━━━ RECORDS FOR THIS TASK ━━━

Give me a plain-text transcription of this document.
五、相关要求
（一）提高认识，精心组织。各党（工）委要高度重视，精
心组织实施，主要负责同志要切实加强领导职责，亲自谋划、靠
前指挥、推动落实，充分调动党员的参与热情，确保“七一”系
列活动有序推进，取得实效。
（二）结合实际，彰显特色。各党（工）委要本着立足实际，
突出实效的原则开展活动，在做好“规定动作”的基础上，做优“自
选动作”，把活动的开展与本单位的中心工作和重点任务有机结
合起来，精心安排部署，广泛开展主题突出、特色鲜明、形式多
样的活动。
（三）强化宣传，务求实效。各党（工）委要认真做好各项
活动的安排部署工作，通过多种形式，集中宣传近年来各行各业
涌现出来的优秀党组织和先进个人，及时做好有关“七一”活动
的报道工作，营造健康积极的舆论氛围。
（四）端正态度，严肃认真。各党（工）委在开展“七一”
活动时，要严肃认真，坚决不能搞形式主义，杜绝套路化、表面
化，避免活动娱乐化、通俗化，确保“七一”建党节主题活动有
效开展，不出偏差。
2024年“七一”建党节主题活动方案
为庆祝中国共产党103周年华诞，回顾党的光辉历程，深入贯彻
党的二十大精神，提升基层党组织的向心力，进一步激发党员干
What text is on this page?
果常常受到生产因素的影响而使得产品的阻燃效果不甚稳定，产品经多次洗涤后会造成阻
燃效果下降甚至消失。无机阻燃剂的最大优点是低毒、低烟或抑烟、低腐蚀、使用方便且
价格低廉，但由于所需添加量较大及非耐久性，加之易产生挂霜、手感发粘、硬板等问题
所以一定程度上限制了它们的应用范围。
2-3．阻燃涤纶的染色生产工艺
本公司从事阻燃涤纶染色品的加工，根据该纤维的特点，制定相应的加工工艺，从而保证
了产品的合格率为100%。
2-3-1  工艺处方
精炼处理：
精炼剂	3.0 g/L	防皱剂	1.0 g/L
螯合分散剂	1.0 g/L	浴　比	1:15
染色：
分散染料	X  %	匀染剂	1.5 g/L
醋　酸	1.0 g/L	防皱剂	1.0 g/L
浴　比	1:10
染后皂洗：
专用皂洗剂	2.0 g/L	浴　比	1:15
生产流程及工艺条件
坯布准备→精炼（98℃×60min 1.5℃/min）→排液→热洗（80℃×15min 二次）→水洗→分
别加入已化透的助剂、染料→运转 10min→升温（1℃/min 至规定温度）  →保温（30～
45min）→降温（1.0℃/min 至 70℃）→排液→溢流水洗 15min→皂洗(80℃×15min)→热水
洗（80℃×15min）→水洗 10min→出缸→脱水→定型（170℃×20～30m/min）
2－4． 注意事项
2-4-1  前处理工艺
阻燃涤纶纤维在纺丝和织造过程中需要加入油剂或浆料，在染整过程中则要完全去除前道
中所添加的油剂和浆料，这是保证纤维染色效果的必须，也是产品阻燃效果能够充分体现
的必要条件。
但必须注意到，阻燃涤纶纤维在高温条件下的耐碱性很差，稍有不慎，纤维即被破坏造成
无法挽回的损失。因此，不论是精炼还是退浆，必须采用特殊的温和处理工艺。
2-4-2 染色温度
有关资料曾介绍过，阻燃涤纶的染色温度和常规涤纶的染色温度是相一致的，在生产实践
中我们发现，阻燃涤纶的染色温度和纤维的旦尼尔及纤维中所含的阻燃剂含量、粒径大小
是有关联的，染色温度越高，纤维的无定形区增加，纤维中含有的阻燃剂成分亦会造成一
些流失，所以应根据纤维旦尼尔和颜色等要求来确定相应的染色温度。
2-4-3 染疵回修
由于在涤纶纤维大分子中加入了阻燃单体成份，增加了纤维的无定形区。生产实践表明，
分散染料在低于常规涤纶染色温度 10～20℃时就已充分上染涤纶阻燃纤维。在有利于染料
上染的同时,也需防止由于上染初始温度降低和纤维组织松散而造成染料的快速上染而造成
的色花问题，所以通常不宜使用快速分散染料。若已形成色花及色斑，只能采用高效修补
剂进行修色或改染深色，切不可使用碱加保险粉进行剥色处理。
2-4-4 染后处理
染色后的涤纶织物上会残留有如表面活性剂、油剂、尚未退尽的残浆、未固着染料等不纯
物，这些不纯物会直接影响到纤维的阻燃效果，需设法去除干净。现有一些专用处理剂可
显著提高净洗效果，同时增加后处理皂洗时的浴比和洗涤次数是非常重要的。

━━━

* WHAT YOU WILL DO
Exactly reproduce every record.

* COMPLETE OUTPUT
Give me a plain-text transcription of this document.
五、相关要求
（一）提高认识，精心组织。各党（工）委要高度重视，精
心组织实施，主要负责同志要切实加强领导职责，亲自谋划、靠
前指挥、推动落实，充分调动党员的参与热情，确保“七一”系
列活动有序推进，取得实效。
（二）结合实际，彰显特色。各党（工）委要本着立足实际，
突出实效的原则开展活动，在做好“规定动作”的基础上，做优“自
选动作”，把活动的开展与本单位的中心工作和重点任务有机结
合起来，精心安排部署，广泛开展主题突出、特色鲜明、形式多
样的活动。
（三）强化宣传，务求实效。各党（工）委要认真做好各项
活动的安排部署工作，通过多种形式，集中宣传近年来各行各业
涌现出来的优秀党组织和先进个人，及时做好有关“七一”活动
的报道工作，营造健康积极的舆论氛围。
（四）端正态度，严肃认真。各党（工）委在开展“七一”
活动时，要严肃认真，坚决不能搞形式主义，杜绝套路化、表面
化，避免活动娱乐化、通俗化，确保“七一”建党节主题活动有
效开展，不出偏差。
2024年“七一”建党节主题活动方案
为庆祝中国共产党103周年华诞，回顾党的光辉历程，深入贯彻
党的二十大精神，提升基层党组织的向心力，进一步激发党员干
What text is on this page?
果常常受到生产因素的影响而使得产品的阻燃效果不甚稳定，产品经多次洗涤后会造成阻
燃效果下降甚至消失。无机阻燃剂的最大优点是低毒、低烟或抑烟、低腐蚀、使用方便且
价格低廉，但由于所需添加量较大及非耐久性，加之易产生挂霜、手感发粘、硬板等问题
所以一定程度上限制了它们的应用范围。
2-3．阻燃涤纶的染色生产工艺
本公司从事阻燃涤纶染色品的加工，根据该纤维的特点，制定相应的加工工艺，从而保证
了产品的合格率为100%。
2-3-1  工艺处方
精炼处理：
精炼剂	3.0 g/L	防皱剂	1.0 g/L
螯合分散剂	1.0 g/L	浴　比	1:15
染色：
分散染料	X  %	匀染剂	1.5 g/L
醋　酸	1.0 g/L	防皱剂	1.0 g/L
浴　比	1:10
染后皂洗：
专用皂洗剂	2.0 g/L	浴　比	1:15
生产流程及工艺条件
坯布准备→精炼（98℃×60min 1.5℃/min）→排液→热洗（80℃×15min 二次）→水洗→分
别加入已化透的助剂、染料→运转 10min→升温（1℃/min 至规定温度）  →保温（30～
45min）→降温（1.0℃/min 至 70℃）→排液→溢流水洗 15min→皂洗(80℃×15min)→热水
洗（80℃×15min）→水洗 10min→出缸→脱水→定型（170℃×20～30m/min）
2－4． 注意事项
2-4-1  前处理工艺
阻燃涤纶纤维在纺丝和织造过程中需要加入油剂或浆料，在染整过程中则要完全去除前道
中所添加的油剂和浆料，这是保证纤维染色效果的必须，也是产品阻燃效果能够充分体现
的必要条件。
但必须注意到，阻燃涤纶纤维在高温条件下的耐碱性很差，稍有不慎，纤维即被破坏造成
无法挽回的损失。因此，不论是精炼还是退浆，必须采用特殊的温和处理工艺。
2-4-2 染色温度
有关资料曾介绍过，阻燃涤纶的染色温度和常规涤纶的染色温度是相一致的，在生产实践
中我们发现，阻燃涤纶的染色温度和纤维的旦尼尔及纤维中所含的阻燃剂含量、粒径大小
是有关联的，染色温度越高，纤维的无定形区增加，纤维中含有的阻燃剂成分亦会造成一
些流失，所以应根据纤维旦尼尔和颜色等要求来确定相应的染色温度。
2-4-3 染疵回修
由于在涤纶纤维大分子中加入了阻燃单体成份，增加了纤维的无定形区。生产实践表明，
分散染料在低于常规涤纶染色温度 10～20℃时就已充分上染涤纶阻燃纤维。在有利于染料
上染的同时,也需防止由于上染初始温度降低和纤维组织松散而造成染料的快速上染而造成
的色花问题，所以通常不宜使用快速分散染料。若已形成色花及色斑，只能采用高效修补
剂进行修色或改染深色，切不可使用碱加保险粉进行剥色处理。
2-4-4 染后处理
染色后的涤纶织物上会残留有如表面活性剂、油剂、尚未退尽的残浆、未固着染料等不纯
物，这些不纯物会直接影响到纤维的阻燃效果，需设法去除干净。现有一些专用处理剂可
显著提高净洗效果，同时增加后处理皂洗时的浴比和洗涤次数是非常重要的。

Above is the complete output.